Search the records for "title" and copy each line that holds it.

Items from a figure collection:
····················

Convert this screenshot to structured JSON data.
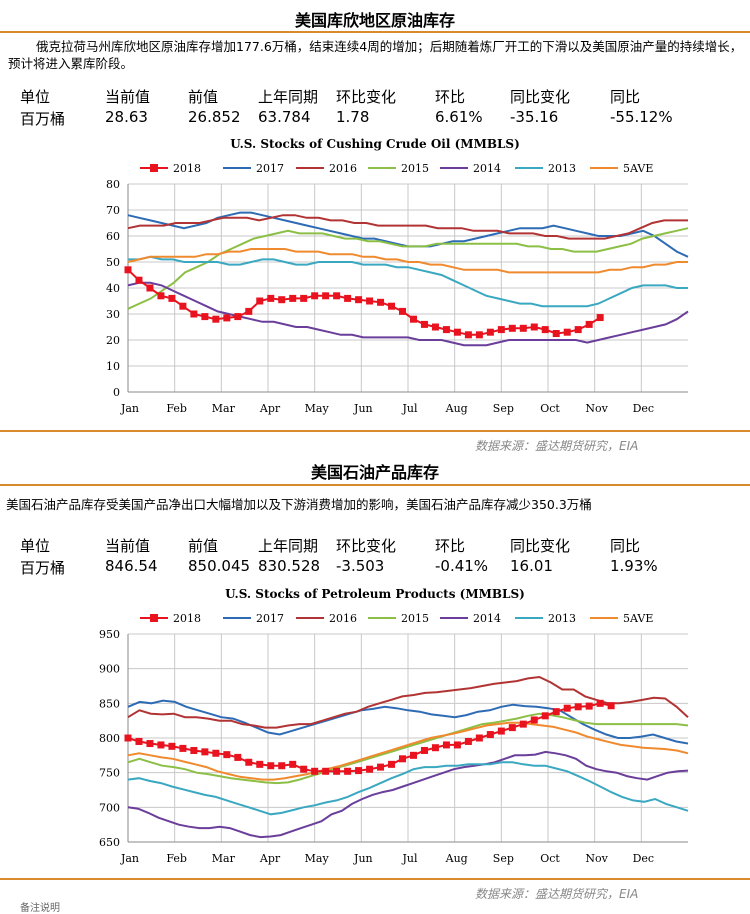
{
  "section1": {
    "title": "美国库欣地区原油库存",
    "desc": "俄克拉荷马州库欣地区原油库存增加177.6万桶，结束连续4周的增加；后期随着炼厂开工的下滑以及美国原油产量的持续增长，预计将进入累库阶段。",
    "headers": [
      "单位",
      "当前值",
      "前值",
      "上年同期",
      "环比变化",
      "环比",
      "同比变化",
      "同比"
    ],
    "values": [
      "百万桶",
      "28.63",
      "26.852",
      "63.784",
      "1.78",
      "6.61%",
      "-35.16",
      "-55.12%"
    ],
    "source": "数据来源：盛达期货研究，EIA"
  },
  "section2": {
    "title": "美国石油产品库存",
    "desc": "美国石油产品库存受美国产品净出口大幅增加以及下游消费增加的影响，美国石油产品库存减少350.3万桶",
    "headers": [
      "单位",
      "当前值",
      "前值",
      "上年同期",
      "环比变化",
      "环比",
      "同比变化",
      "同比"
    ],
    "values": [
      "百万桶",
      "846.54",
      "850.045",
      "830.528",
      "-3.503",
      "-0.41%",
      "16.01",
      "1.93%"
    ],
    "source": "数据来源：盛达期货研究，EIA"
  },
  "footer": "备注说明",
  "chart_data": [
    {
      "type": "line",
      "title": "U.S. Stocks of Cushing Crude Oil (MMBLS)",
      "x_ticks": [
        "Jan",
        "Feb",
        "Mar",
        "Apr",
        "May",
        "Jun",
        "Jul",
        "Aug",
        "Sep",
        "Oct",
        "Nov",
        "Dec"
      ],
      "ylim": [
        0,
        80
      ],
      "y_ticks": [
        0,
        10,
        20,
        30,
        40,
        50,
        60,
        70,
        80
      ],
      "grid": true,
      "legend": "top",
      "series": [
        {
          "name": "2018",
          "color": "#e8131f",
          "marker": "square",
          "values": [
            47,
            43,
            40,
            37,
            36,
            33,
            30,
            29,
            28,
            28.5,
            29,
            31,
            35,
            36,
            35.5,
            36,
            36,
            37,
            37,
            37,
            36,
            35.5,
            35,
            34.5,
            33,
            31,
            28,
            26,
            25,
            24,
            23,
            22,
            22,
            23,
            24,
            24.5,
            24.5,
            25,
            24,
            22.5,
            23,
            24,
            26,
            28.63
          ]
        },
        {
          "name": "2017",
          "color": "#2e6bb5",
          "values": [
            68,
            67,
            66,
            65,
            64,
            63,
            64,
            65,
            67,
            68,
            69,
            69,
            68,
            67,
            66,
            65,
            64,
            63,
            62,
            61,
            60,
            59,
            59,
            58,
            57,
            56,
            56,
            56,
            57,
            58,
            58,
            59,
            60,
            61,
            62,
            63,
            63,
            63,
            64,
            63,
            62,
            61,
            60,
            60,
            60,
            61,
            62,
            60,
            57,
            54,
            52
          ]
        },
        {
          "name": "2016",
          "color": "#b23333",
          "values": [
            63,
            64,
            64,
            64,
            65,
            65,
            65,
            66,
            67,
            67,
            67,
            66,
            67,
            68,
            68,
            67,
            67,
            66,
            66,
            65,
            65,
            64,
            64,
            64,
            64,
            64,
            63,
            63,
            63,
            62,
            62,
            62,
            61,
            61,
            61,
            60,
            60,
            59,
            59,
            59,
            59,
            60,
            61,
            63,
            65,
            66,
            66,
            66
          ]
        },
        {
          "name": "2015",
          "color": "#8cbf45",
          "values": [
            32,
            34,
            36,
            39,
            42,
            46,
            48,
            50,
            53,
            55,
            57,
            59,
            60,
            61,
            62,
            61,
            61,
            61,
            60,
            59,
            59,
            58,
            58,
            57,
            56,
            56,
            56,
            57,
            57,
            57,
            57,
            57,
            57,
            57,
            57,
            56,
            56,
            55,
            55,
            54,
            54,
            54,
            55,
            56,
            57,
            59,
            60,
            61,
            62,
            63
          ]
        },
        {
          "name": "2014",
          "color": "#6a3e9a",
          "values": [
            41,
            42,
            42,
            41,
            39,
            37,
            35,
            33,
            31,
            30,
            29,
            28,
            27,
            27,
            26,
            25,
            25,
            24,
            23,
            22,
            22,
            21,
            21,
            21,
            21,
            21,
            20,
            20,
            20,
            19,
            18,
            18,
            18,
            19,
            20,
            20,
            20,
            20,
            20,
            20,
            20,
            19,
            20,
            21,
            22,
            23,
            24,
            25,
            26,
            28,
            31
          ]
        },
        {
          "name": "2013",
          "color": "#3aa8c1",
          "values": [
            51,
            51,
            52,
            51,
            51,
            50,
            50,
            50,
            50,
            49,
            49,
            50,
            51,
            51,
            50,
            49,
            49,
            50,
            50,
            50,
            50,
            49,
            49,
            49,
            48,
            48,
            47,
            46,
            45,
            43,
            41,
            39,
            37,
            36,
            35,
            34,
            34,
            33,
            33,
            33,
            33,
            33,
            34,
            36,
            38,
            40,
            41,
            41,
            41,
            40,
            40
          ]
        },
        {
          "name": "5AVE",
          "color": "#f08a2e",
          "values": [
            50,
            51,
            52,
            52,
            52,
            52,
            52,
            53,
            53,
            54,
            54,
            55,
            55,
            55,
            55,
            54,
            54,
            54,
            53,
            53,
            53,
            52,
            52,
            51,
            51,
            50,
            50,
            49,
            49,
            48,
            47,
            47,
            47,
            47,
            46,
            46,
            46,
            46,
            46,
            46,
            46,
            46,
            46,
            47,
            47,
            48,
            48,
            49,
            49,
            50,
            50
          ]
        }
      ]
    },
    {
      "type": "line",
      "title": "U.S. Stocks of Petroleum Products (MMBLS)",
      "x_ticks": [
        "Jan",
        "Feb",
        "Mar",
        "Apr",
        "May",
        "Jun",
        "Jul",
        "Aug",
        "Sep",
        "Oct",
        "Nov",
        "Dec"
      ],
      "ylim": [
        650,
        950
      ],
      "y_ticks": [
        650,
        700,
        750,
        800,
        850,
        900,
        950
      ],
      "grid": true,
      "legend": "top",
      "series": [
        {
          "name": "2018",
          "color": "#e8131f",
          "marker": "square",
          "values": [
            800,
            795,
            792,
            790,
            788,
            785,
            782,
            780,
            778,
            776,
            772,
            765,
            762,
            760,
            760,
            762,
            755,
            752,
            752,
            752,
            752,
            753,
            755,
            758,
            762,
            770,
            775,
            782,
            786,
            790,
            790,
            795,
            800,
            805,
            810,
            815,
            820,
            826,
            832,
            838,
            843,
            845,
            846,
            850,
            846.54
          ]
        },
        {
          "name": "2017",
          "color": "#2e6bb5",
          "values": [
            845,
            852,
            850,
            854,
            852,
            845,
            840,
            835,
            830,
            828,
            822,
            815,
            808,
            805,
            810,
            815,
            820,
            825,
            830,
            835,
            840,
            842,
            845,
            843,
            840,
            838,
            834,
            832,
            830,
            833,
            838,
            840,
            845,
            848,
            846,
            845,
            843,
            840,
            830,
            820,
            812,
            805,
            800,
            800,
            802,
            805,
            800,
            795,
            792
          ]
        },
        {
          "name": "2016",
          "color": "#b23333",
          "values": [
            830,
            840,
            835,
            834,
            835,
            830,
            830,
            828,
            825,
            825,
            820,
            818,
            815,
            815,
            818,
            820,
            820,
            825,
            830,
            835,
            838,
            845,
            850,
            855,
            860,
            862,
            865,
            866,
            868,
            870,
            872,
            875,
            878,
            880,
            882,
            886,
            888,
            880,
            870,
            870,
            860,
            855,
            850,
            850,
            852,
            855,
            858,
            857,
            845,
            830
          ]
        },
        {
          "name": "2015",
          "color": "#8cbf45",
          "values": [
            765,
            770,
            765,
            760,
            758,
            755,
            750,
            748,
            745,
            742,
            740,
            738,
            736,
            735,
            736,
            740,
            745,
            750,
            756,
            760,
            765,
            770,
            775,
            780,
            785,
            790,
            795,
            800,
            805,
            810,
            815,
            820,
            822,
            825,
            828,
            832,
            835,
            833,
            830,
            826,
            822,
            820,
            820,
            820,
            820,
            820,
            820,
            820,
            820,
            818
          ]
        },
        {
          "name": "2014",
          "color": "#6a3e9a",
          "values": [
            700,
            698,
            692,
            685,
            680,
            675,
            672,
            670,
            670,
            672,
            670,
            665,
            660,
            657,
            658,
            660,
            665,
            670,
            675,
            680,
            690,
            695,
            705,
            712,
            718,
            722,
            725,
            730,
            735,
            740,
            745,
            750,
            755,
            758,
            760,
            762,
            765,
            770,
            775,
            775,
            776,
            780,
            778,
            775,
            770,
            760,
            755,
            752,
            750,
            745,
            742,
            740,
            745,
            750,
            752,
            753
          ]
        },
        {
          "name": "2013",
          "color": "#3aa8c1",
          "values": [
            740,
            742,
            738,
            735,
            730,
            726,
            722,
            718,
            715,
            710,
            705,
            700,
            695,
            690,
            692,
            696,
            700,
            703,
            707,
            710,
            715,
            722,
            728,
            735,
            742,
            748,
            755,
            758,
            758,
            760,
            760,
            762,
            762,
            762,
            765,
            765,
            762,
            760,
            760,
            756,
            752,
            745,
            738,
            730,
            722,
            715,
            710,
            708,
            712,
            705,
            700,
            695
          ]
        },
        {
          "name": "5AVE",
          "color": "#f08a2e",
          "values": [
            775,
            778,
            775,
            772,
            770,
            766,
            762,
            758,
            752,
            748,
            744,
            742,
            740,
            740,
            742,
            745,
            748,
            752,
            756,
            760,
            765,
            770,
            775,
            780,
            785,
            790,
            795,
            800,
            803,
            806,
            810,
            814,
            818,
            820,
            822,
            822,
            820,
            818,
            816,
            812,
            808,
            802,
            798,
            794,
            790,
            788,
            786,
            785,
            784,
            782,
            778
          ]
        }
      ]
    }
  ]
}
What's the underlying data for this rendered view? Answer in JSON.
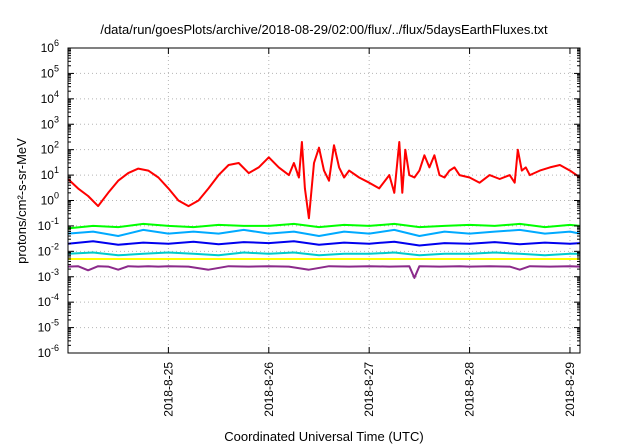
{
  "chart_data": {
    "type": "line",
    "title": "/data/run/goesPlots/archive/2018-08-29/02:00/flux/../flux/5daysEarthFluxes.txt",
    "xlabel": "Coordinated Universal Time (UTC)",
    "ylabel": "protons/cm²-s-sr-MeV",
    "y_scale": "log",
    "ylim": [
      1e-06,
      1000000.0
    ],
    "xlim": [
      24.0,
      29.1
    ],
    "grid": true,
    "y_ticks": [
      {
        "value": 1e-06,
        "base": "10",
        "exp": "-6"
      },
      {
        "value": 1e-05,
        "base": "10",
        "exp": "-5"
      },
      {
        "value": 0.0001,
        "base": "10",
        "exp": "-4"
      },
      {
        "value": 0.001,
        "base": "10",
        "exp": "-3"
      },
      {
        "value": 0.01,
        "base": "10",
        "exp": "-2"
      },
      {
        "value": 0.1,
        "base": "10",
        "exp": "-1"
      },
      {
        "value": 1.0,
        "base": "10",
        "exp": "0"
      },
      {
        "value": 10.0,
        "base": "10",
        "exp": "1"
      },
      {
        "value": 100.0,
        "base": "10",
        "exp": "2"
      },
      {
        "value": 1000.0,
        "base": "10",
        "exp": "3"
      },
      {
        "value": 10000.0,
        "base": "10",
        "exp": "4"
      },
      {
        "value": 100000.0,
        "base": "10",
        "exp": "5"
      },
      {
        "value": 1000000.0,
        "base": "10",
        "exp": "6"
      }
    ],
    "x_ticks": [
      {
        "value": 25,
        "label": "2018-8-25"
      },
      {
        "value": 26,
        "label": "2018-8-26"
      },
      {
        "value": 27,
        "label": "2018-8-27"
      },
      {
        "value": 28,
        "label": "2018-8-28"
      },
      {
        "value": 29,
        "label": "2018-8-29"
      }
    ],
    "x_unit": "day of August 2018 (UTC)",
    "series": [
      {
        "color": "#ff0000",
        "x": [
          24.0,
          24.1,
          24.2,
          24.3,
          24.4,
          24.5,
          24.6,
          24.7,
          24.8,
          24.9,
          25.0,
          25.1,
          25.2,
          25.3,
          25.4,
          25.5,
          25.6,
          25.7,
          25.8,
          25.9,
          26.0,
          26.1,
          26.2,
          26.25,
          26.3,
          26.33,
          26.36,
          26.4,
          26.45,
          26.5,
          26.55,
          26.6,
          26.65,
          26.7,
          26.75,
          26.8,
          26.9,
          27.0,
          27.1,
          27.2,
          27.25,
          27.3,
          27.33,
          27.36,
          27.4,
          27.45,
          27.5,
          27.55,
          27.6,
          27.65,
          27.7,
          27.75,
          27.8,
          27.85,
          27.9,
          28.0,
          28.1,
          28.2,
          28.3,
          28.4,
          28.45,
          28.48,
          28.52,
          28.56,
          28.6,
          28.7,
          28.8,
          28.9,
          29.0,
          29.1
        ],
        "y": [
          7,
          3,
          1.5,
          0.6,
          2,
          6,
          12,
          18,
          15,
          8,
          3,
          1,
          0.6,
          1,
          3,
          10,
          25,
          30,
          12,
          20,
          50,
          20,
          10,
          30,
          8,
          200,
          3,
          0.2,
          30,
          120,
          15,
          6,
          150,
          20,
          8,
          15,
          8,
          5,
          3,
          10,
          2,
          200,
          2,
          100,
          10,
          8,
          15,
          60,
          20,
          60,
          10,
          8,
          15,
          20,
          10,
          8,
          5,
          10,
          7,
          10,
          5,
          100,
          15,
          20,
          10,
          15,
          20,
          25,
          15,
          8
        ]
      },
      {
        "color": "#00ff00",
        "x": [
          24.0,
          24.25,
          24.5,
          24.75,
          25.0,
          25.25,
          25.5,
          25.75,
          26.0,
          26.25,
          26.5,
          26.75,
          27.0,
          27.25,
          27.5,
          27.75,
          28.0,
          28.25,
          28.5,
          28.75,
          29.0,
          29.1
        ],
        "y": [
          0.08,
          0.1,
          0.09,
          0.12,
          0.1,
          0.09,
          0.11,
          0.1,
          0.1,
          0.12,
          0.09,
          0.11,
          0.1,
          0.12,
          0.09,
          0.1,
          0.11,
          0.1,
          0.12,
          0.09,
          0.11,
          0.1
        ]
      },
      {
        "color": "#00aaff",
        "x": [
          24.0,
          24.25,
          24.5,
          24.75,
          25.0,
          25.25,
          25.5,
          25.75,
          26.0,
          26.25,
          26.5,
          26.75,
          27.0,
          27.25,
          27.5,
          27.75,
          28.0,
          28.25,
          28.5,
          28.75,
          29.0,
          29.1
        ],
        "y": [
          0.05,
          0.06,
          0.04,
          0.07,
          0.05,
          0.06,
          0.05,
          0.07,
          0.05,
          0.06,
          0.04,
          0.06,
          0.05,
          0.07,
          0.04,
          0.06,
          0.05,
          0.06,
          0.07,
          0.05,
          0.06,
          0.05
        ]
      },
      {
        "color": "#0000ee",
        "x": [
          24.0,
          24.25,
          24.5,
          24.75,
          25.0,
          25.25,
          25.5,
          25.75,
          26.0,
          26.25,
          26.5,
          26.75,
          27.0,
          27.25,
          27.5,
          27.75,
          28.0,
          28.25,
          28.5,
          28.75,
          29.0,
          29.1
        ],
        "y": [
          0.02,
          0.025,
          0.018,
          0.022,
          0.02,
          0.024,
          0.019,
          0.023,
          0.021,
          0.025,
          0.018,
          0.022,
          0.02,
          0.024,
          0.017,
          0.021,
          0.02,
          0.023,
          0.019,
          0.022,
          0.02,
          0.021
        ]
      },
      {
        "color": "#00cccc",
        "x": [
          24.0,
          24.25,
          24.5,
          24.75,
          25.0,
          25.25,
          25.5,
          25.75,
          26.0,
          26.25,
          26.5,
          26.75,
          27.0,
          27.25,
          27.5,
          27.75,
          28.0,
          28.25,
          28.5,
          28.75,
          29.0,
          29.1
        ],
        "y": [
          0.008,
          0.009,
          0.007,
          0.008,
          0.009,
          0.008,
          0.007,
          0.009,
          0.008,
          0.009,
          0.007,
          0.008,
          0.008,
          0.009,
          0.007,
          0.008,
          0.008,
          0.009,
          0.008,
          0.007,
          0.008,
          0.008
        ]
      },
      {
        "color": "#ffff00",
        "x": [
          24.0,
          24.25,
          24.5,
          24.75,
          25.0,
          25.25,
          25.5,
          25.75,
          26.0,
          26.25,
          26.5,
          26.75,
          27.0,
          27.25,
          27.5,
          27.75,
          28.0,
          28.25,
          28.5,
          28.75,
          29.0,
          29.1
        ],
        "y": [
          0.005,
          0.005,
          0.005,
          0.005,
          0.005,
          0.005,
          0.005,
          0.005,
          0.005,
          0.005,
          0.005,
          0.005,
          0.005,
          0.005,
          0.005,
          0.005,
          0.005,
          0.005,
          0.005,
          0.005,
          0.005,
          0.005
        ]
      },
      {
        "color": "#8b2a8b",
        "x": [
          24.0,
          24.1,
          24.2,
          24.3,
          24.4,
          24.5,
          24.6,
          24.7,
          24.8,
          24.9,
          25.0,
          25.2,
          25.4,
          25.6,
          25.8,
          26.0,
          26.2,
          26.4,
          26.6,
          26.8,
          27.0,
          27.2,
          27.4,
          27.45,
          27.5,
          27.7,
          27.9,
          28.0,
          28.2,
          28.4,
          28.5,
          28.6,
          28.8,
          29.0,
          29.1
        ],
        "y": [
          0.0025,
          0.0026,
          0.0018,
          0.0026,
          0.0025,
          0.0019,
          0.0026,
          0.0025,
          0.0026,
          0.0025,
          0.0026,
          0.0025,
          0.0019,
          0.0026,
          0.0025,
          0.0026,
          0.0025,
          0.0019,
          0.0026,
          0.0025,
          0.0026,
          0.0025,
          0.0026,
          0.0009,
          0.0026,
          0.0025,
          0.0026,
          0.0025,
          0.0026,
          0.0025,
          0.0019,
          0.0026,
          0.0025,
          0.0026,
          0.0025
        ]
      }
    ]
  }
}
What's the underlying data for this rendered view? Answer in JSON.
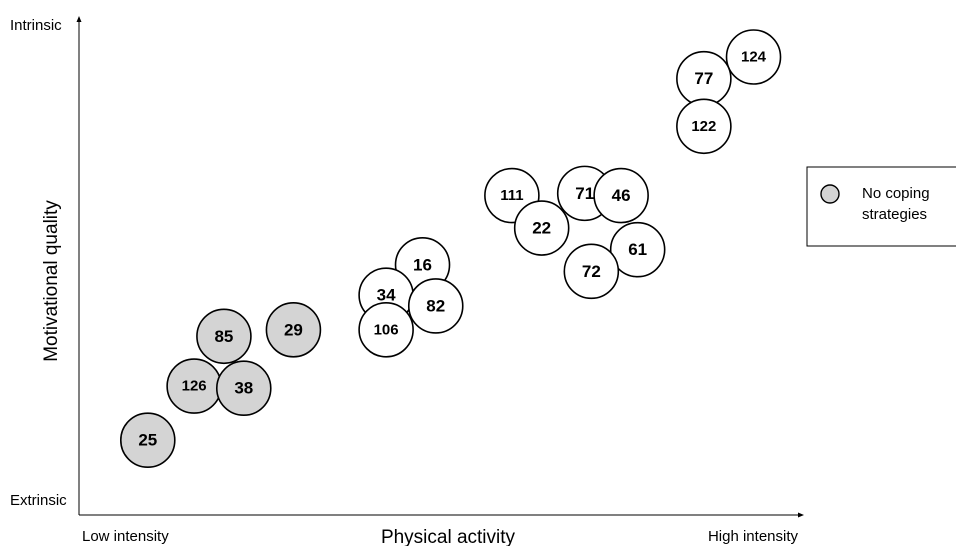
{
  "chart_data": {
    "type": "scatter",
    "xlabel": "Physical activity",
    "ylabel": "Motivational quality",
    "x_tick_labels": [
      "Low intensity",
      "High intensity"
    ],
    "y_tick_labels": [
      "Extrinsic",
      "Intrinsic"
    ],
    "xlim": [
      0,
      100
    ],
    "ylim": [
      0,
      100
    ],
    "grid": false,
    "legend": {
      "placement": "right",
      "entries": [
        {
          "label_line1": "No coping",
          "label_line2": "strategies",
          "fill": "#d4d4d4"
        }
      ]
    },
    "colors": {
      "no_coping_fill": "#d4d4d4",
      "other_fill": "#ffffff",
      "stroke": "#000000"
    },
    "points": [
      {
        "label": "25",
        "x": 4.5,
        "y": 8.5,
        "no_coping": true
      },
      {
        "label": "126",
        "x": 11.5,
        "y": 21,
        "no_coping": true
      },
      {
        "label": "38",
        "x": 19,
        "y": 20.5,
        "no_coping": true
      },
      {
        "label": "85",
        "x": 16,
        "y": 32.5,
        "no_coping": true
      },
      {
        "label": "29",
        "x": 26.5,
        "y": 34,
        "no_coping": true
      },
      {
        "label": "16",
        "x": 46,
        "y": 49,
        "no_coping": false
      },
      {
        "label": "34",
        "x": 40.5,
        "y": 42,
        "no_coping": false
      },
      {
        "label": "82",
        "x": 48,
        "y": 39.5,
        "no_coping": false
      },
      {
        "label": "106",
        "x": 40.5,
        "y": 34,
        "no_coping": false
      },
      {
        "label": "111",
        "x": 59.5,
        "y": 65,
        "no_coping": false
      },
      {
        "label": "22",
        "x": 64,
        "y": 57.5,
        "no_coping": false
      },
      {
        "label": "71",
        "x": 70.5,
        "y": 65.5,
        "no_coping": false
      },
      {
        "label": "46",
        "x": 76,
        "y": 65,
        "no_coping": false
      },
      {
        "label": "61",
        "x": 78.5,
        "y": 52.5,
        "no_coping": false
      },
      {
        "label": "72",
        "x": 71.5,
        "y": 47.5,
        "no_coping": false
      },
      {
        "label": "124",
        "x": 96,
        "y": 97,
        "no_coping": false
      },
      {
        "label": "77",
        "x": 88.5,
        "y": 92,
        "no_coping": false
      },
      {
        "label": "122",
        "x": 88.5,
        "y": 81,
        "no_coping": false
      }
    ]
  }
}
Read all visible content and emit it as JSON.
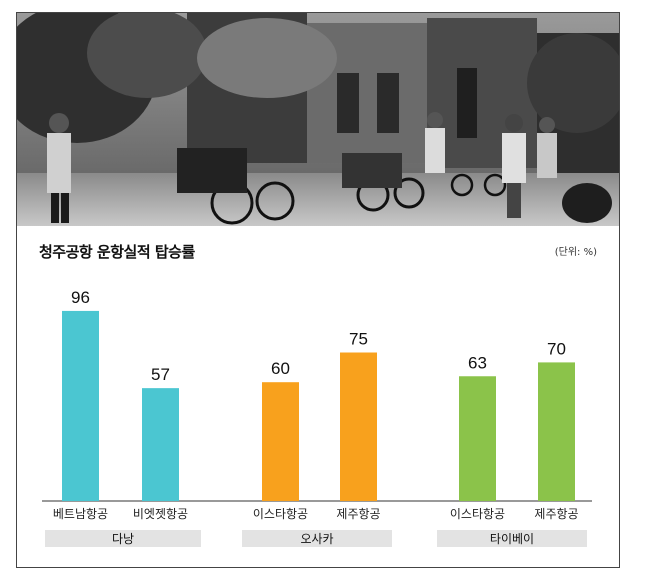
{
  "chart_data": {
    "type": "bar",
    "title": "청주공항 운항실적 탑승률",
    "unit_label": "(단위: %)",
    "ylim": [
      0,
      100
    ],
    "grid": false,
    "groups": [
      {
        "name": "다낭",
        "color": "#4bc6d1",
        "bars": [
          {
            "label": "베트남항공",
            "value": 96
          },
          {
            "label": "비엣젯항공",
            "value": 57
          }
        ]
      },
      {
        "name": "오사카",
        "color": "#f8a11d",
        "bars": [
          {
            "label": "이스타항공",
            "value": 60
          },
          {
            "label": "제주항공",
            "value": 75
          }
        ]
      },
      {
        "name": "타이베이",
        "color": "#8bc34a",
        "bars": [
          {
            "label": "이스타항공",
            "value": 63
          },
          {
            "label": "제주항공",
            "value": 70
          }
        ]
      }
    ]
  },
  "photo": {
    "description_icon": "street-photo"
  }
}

····················

■ **SOLUTION TO THIS TASK**:
    "title": "美国库欣地区原油库存",
    "title": "美国石油产品库存",
      "title": "U.S. Stocks of Cushing Crude Oil (MMBLS)",
      "title": "U.S. Stocks of Petroleum Products (MMBLS)",
    "title": "/data/run/goesPlots/archive/2018-08-29/02:00/flux/../flux/5daysEarthFluxes.txt",
    "title": "청주공항 운항실적 탑승률",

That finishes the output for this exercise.